● **Instructions to follow**
Give back the full listing, character for character, with no pictures.

-- start Materials provided --

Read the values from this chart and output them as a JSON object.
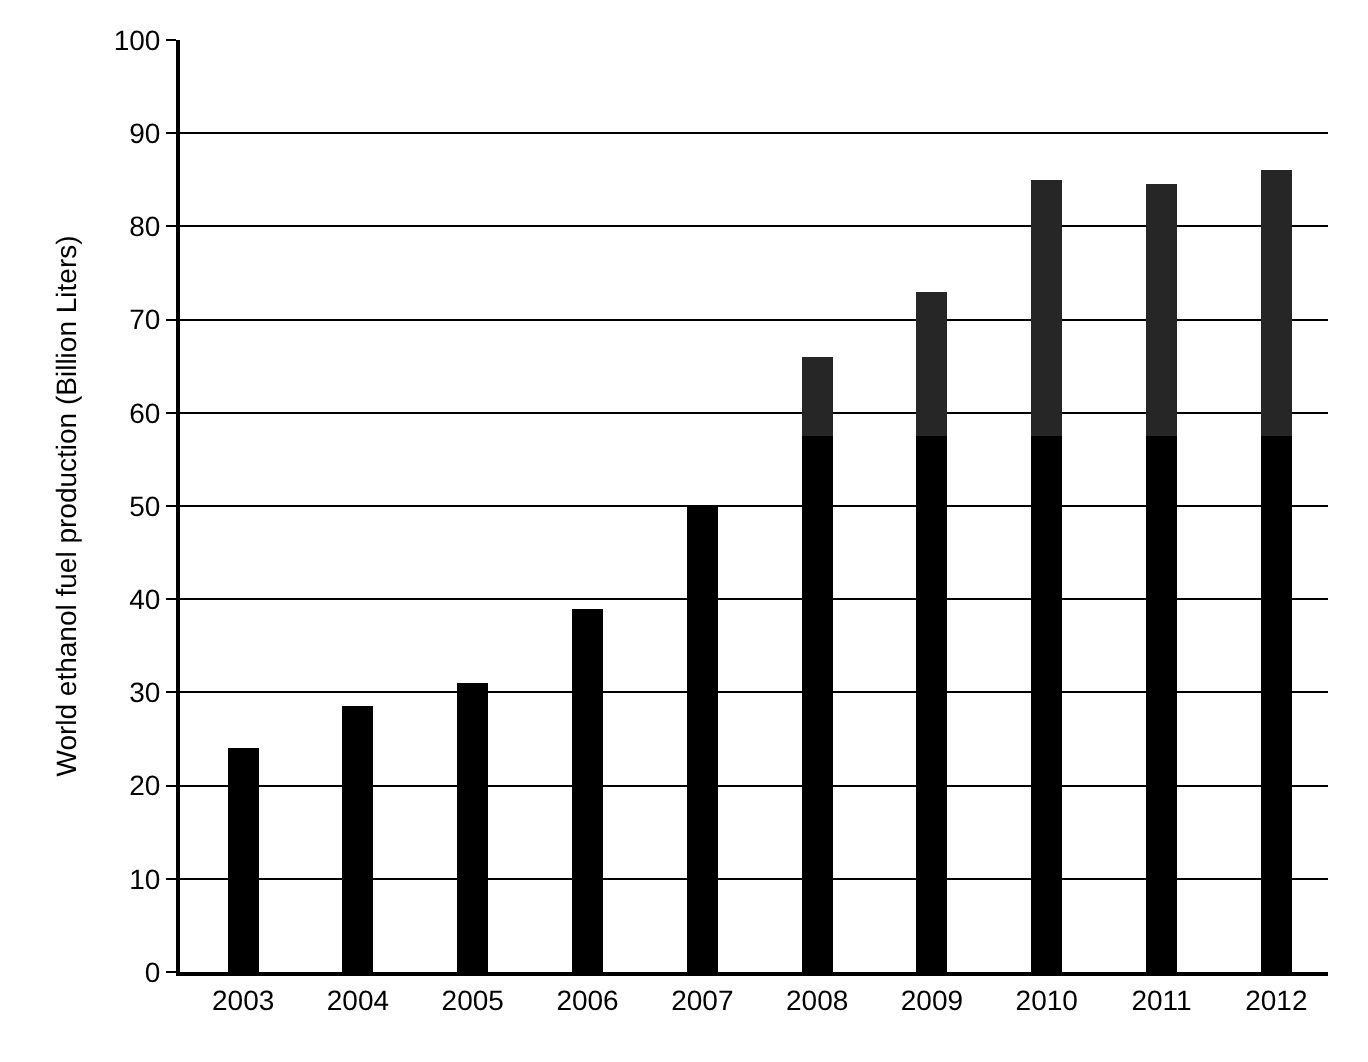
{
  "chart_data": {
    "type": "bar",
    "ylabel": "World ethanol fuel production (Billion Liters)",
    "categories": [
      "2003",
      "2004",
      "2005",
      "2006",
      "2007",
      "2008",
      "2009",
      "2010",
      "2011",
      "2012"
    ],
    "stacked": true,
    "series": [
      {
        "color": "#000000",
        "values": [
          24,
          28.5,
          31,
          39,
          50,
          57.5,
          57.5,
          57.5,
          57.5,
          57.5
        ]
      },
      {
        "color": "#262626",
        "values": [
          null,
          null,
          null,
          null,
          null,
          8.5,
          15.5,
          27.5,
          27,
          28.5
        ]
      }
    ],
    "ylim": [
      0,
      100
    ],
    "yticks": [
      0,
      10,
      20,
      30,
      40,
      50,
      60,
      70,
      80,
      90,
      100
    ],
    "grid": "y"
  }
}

-- end Materials provided --

● **Solution to the problem**
Read the values from this chart and output them as a JSON object.
{
  "chart_data": {
    "type": "bar",
    "ylabel": "World ethanol fuel production (Billion Liters)",
    "categories": [
      "2003",
      "2004",
      "2005",
      "2006",
      "2007",
      "2008",
      "2009",
      "2010",
      "2011",
      "2012"
    ],
    "stacked": true,
    "series": [
      {
        "color": "#000000",
        "values": [
          24,
          28.5,
          31,
          39,
          50,
          57.5,
          57.5,
          57.5,
          57.5,
          57.5
        ]
      },
      {
        "color": "#262626",
        "values": [
          null,
          null,
          null,
          null,
          null,
          8.5,
          15.5,
          27.5,
          27,
          28.5
        ]
      }
    ],
    "ylim": [
      0,
      100
    ],
    "yticks": [
      0,
      10,
      20,
      30,
      40,
      50,
      60,
      70,
      80,
      90,
      100
    ],
    "grid": "y"
  }
}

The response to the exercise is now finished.